Output all entries verbatim. Skip pictures.

--- Start Record extracts ---

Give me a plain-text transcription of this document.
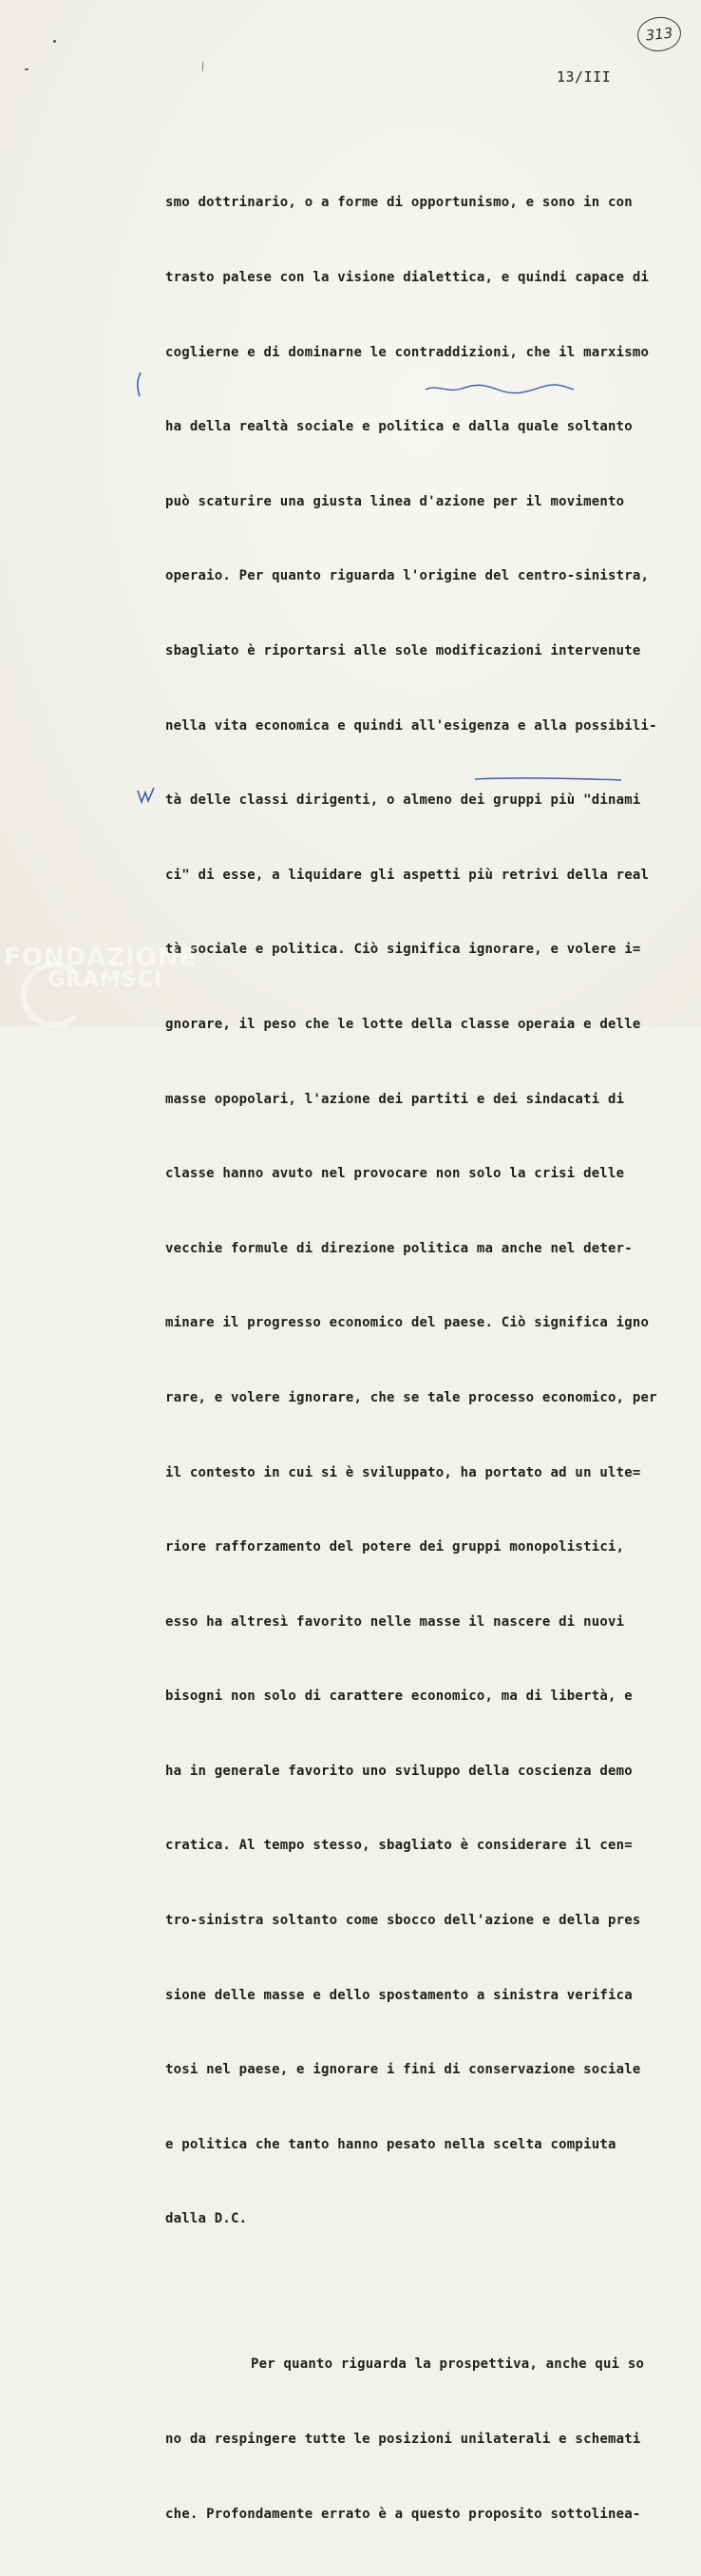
313
13/III

smo dottrinario, o a forme di opportunismo, e sono in con

trasto palese con la visione dialettica, e quindi capace di

coglierne e di dominarne le contraddizioni, che il marxismo

ha della realtà sociale e politica e dalla quale soltanto

può scaturire una giusta linea d'azione per il movimento

operaio. Per quanto riguarda l'origine del centro-sinistra,

sbagliato è riportarsi alle sole modificazioni intervenute

nella vita economica e quindi all'esigenza e alla possibili-

tà delle classi dirigenti, o almeno dei gruppi più "dinami

ci" di esse, a liquidare gli aspetti più retrivi della real

tà sociale e politica. Ciò significa ignorare, e volere i=

gnorare, il peso che le lotte della classe operaia e delle

masse opopolari, l'azione dei partiti e dei sindacati di

classe hanno avuto nel provocare non solo la crisi delle

vecchie formule di direzione politica ma anche nel deter-

minare il progresso economico del paese. Ciò significa igno

rare, e volere ignorare, che se tale processo economico, per

il contesto in cui si è sviluppato, ha portato ad un ulte=

riore rafforzamento del potere dei gruppi monopolistici,

esso ha altresì favorito nelle masse il nascere di nuovi

bisogni non solo di carattere economico, ma di libertà, e

ha in generale favorito uno sviluppo della coscienza demo

cratica. Al tempo stesso, sbagliato è considerare il cen=

tro-sinistra soltanto come sbocco dell'azione e della pres

sione delle masse e dello spostamento a sinistra verifica

tosi nel paese, e ignorare i fini di conservazione sociale

e politica che tanto hanno pesato nella scelta compiuta

dalla D.C.

Per quanto riguarda la prospettiva, anche qui so

no da respingere tutte le posizioni unilaterali e schemati

che. Profondamente errato è a questo proposito sottolinea-

FONDAZIONE
GRAMSCI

--- End Record extracts ---

Task answer:
Give me a plain-text transcription of this document.
313
13/III

smo dottrinario, o a forme di opportunismo, e sono in con

trasto palese con la visione dialettica, e quindi capace di

coglierne e di dominarne le contraddizioni, che il marxismo

ha della realtà sociale e politica e dalla quale soltanto

può scaturire una giusta linea d'azione per il movimento

operaio. Per quanto riguarda l'origine del centro-sinistra,

sbagliato è riportarsi alle sole modificazioni intervenute

nella vita economica e quindi all'esigenza e alla possibili-

tà delle classi dirigenti, o almeno dei gruppi più "dinami

ci" di esse, a liquidare gli aspetti più retrivi della real

tà sociale e politica. Ciò significa ignorare, e volere i=

gnorare, il peso che le lotte della classe operaia e delle

masse opopolari, l'azione dei partiti e dei sindacati di

classe hanno avuto nel provocare non solo la crisi delle

vecchie formule di direzione politica ma anche nel deter-

minare il progresso economico del paese. Ciò significa igno

rare, e volere ignorare, che se tale processo economico, per

il contesto in cui si è sviluppato, ha portato ad un ulte=

riore rafforzamento del potere dei gruppi monopolistici,

esso ha altresì favorito nelle masse il nascere di nuovi

bisogni non solo di carattere economico, ma di libertà, e

ha in generale favorito uno sviluppo della coscienza demo

cratica. Al tempo stesso, sbagliato è considerare il cen=

tro-sinistra soltanto come sbocco dell'azione e della pres

sione delle masse e dello spostamento a sinistra verifica

tosi nel paese, e ignorare i fini di conservazione sociale

e politica che tanto hanno pesato nella scelta compiuta

dalla D.C.

Per quanto riguarda la prospettiva, anche qui so

no da respingere tutte le posizioni unilaterali e schemati

che. Profondamente errato è a questo proposito sottolinea-

FONDAZIONE
GRAMSCI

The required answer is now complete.